= GIVEN PROBLEM =
Word for word, restate every line of the material.

= Records about charts and figures =
● ● ● ● ●
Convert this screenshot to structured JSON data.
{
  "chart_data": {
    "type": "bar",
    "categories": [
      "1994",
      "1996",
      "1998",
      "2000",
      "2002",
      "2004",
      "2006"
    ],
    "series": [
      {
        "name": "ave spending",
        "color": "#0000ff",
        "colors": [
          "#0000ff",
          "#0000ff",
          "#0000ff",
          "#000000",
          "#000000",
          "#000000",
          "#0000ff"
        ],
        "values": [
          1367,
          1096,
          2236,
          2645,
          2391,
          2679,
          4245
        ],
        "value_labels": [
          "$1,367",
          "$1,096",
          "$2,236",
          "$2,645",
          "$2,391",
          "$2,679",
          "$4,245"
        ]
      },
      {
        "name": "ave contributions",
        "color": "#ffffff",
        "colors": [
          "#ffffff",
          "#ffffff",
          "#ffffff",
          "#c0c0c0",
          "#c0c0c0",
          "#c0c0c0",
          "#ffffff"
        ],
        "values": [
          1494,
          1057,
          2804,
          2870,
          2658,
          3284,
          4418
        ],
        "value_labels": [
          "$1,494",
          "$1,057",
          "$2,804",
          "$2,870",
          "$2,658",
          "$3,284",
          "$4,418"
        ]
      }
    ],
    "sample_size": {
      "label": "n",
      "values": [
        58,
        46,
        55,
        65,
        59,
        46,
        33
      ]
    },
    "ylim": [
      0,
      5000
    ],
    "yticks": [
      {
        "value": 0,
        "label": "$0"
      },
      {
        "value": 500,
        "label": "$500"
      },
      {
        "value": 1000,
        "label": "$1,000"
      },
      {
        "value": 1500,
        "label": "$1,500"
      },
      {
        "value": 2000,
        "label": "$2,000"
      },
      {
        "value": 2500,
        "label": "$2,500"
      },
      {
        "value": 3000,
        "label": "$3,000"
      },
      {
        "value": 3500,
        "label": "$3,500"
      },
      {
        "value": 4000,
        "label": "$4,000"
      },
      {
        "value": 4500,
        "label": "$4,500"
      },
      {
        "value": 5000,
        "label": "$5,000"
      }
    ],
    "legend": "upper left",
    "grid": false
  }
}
● ● ● ● ●
= OUTPUT FOR THIS TASK =
Convert this screenshot to structured JSON data.
{
  "chart_data": {
    "type": "bar",
    "categories": [
      "1994",
      "1996",
      "1998",
      "2000",
      "2002",
      "2004",
      "2006"
    ],
    "series": [
      {
        "name": "ave spending",
        "color": "#0000ff",
        "colors": [
          "#0000ff",
          "#0000ff",
          "#0000ff",
          "#000000",
          "#000000",
          "#000000",
          "#0000ff"
        ],
        "values": [
          1367,
          1096,
          2236,
          2645,
          2391,
          2679,
          4245
        ],
        "value_labels": [
          "$1,367",
          "$1,096",
          "$2,236",
          "$2,645",
          "$2,391",
          "$2,679",
          "$4,245"
        ]
      },
      {
        "name": "ave contributions",
        "color": "#ffffff",
        "colors": [
          "#ffffff",
          "#ffffff",
          "#ffffff",
          "#c0c0c0",
          "#c0c0c0",
          "#c0c0c0",
          "#ffffff"
        ],
        "values": [
          1494,
          1057,
          2804,
          2870,
          2658,
          3284,
          4418
        ],
        "value_labels": [
          "$1,494",
          "$1,057",
          "$2,804",
          "$2,870",
          "$2,658",
          "$3,284",
          "$4,418"
        ]
      }
    ],
    "sample_size": {
      "label": "n",
      "values": [
        58,
        46,
        55,
        65,
        59,
        46,
        33
      ]
    },
    "ylim": [
      0,
      5000
    ],
    "yticks": [
      {
        "value": 0,
        "label": "$0"
      },
      {
        "value": 500,
        "label": "$500"
      },
      {
        "value": 1000,
        "label": "$1,000"
      },
      {
        "value": 1500,
        "label": "$1,500"
      },
      {
        "value": 2000,
        "label": "$2,000"
      },
      {
        "value": 2500,
        "label": "$2,500"
      },
      {
        "value": 3000,
        "label": "$3,000"
      },
      {
        "value": 3500,
        "label": "$3,500"
      },
      {
        "value": 4000,
        "label": "$4,000"
      },
      {
        "value": 4500,
        "label": "$4,500"
      },
      {
        "value": 5000,
        "label": "$5,000"
      }
    ],
    "legend": "upper left",
    "grid": false
  }
}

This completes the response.